**Task directions:**
Every line below should be copied exactly; drop the pictures.

**Records:**
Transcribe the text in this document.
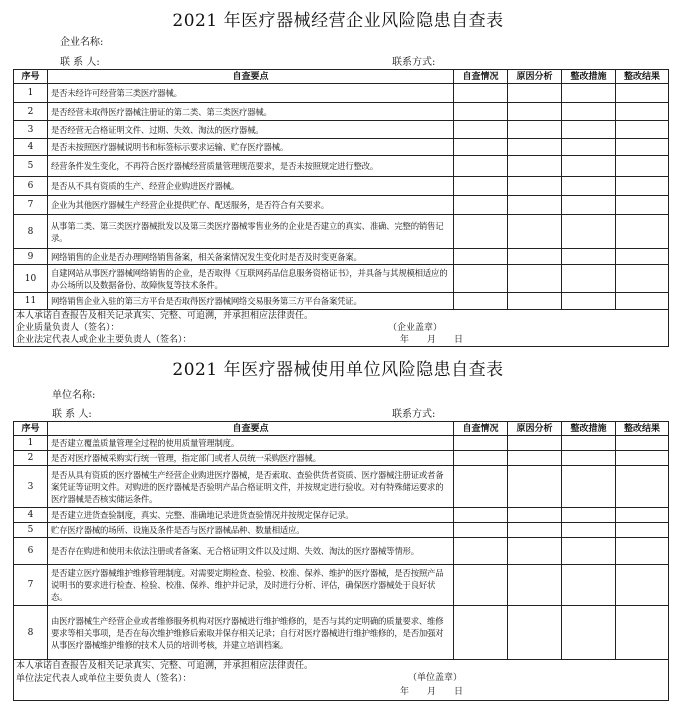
2021 年医疗器械经营企业风险隐患自查表
企业名称:
联 系 人:	联系方式:
序号	自查要点	自查情况	原因分析	整改措施	整改结果
1	是否未经许可经营第三类医疗器械。				
2	是否经营未取得医疗器械注册证的第二类、第三类医疗器械。				
3	是否经营无合格证明文件、过期、失效、淘汰的医疗器械。				
4	是否未按照医疗器械说明书和标签标示要求运输、贮存医疗器械。				
5	经营条件发生变化，不再符合医疗器械经营质量管理规范要求，是否未按照规定进行整改。				
6	是否从不具有资质的生产、经营企业购进医疗器械。				
7	企业为其他医疗器械生产经营企业提供贮存、配送服务，是否符合有关要求。				
8	从事第二类、第三类医疗器械批发以及第三类医疗器械零售业务的企业是否建立的真实、准确、完整的销售记录。				
9	网络销售的企业是否办理网络销售备案，相关备案情况发生变化时是否及时变更备案。				
10	自建网站从事医疗器械网络销售的企业，是否取得《互联网药品信息服务资格证书》，并具备与其规模相适应的办公场所以及数据备份、故障恢复等技术条件。				
11	网络销售企业入驻的第三方平台是否取得医疗器械网络交易服务第三方平台备案凭证。				

本人承诺自查报告及相关记录真实、完整、可追溯，并承担相应法律责任。
企业质量负责人（签名）：
企业法定代表人或企业主要负责人（签名）：
（企业盖章）
年　　月　　日					
2021 年医疗器械使用单位风险隐患自查表
单位名称:
联 系 人:	联系方式:
序号	自查要点	自查情况	原因分析	整改措施	整改结果
1	是否建立覆盖质量管理全过程的使用质量管理制度。				
2	是否对医疗器械采购实行统一管理，指定部门或者人员统一采购医疗器械。				
3	是否从具有资质的医疗器械生产经营企业购进医疗器械，是否索取、查验供货者资质、医疗器械注册证或者备案凭证等证明文件。对购进的医疗器械是否验明产品合格证明文件，并按规定进行验收。对有特殊储运要求的医疗器械是否核实储运条件。				
4	是否建立进货查验制度，真实、完整、准确地记录进货查验情况并按规定保存记录。				
5	贮存医疗器械的场所、设施及条件是否与医疗器械品种、数量相适应。				
6	是否存在购进和使用未依法注册或者备案、无合格证明文件以及过期、失效、淘汰的医疗器械等情形。				
7	是否建立医疗器械维护维修管理制度。对需要定期检查、检验、校准、保养、维护的医疗器械，是否按照产品说明书的要求进行检查、检验、校准、保养、维护并记录，及时进行分析、评估，确保医疗器械处于良好状态。				
8	由医疗器械生产经营企业或者维修服务机构对医疗器械进行维护维修的，是否与其约定明确的质量要求、维修要求等相关事项，是否在每次维护维修后索取并保存相关记录；自行对医疗器械进行维护维修的，是否加强对从事医疗器械维护维修的技术人员的培训考核，并建立培训档案。				

本人承诺自查报告及相关记录真实、完整、可追溯，并承担相应法律责任。
单位法定代表人或单位主要负责人（签名）： （单位盖章）
年　　月　　日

**Exercise result:**
Transcribe the text in this document.
2021 年医疗器械经营企业风险隐患自查表
企业名称:
联 系 人:	联系方式:
序号	自查要点	自查情况	原因分析	整改措施	整改结果
1	是否未经许可经营第三类医疗器械。				
2	是否经营未取得医疗器械注册证的第二类、第三类医疗器械。				
3	是否经营无合格证明文件、过期、失效、淘汰的医疗器械。				
4	是否未按照医疗器械说明书和标签标示要求运输、贮存医疗器械。				
5	经营条件发生变化，不再符合医疗器械经营质量管理规范要求，是否未按照规定进行整改。				
6	是否从不具有资质的生产、经营企业购进医疗器械。				
7	企业为其他医疗器械生产经营企业提供贮存、配送服务，是否符合有关要求。				
8	从事第二类、第三类医疗器械批发以及第三类医疗器械零售业务的企业是否建立的真实、准确、完整的销售记录。				
9	网络销售的企业是否办理网络销售备案，相关备案情况发生变化时是否及时变更备案。				
10	自建网站从事医疗器械网络销售的企业，是否取得《互联网药品信息服务资格证书》，并具备与其规模相适应的办公场所以及数据备份、故障恢复等技术条件。				
11	网络销售企业入驻的第三方平台是否取得医疗器械网络交易服务第三方平台备案凭证。				

本人承诺自查报告及相关记录真实、完整、可追溯，并承担相应法律责任。
企业质量负责人（签名）：
企业法定代表人或企业主要负责人（签名）：
（企业盖章）
年　　月　　日					
2021 年医疗器械使用单位风险隐患自查表
单位名称:
联 系 人:	联系方式:
序号	自查要点	自查情况	原因分析	整改措施	整改结果
1	是否建立覆盖质量管理全过程的使用质量管理制度。				
2	是否对医疗器械采购实行统一管理，指定部门或者人员统一采购医疗器械。				
3	是否从具有资质的医疗器械生产经营企业购进医疗器械，是否索取、查验供货者资质、医疗器械注册证或者备案凭证等证明文件。对购进的医疗器械是否验明产品合格证明文件，并按规定进行验收。对有特殊储运要求的医疗器械是否核实储运条件。				
4	是否建立进货查验制度，真实、完整、准确地记录进货查验情况并按规定保存记录。				
5	贮存医疗器械的场所、设施及条件是否与医疗器械品种、数量相适应。				
6	是否存在购进和使用未依法注册或者备案、无合格证明文件以及过期、失效、淘汰的医疗器械等情形。				
7	是否建立医疗器械维护维修管理制度。对需要定期检查、检验、校准、保养、维护的医疗器械，是否按照产品说明书的要求进行检查、检验、校准、保养、维护并记录，及时进行分析、评估，确保医疗器械处于良好状态。				
8	由医疗器械生产经营企业或者维修服务机构对医疗器械进行维护维修的，是否与其约定明确的质量要求、维修要求等相关事项，是否在每次维护维修后索取并保存相关记录；自行对医疗器械进行维护维修的，是否加强对从事医疗器械维护维修的技术人员的培训考核，并建立培训档案。				

本人承诺自查报告及相关记录真实、完整、可追溯，并承担相应法律责任。
单位法定代表人或单位主要负责人（签名）： （单位盖章）
年　　月　　日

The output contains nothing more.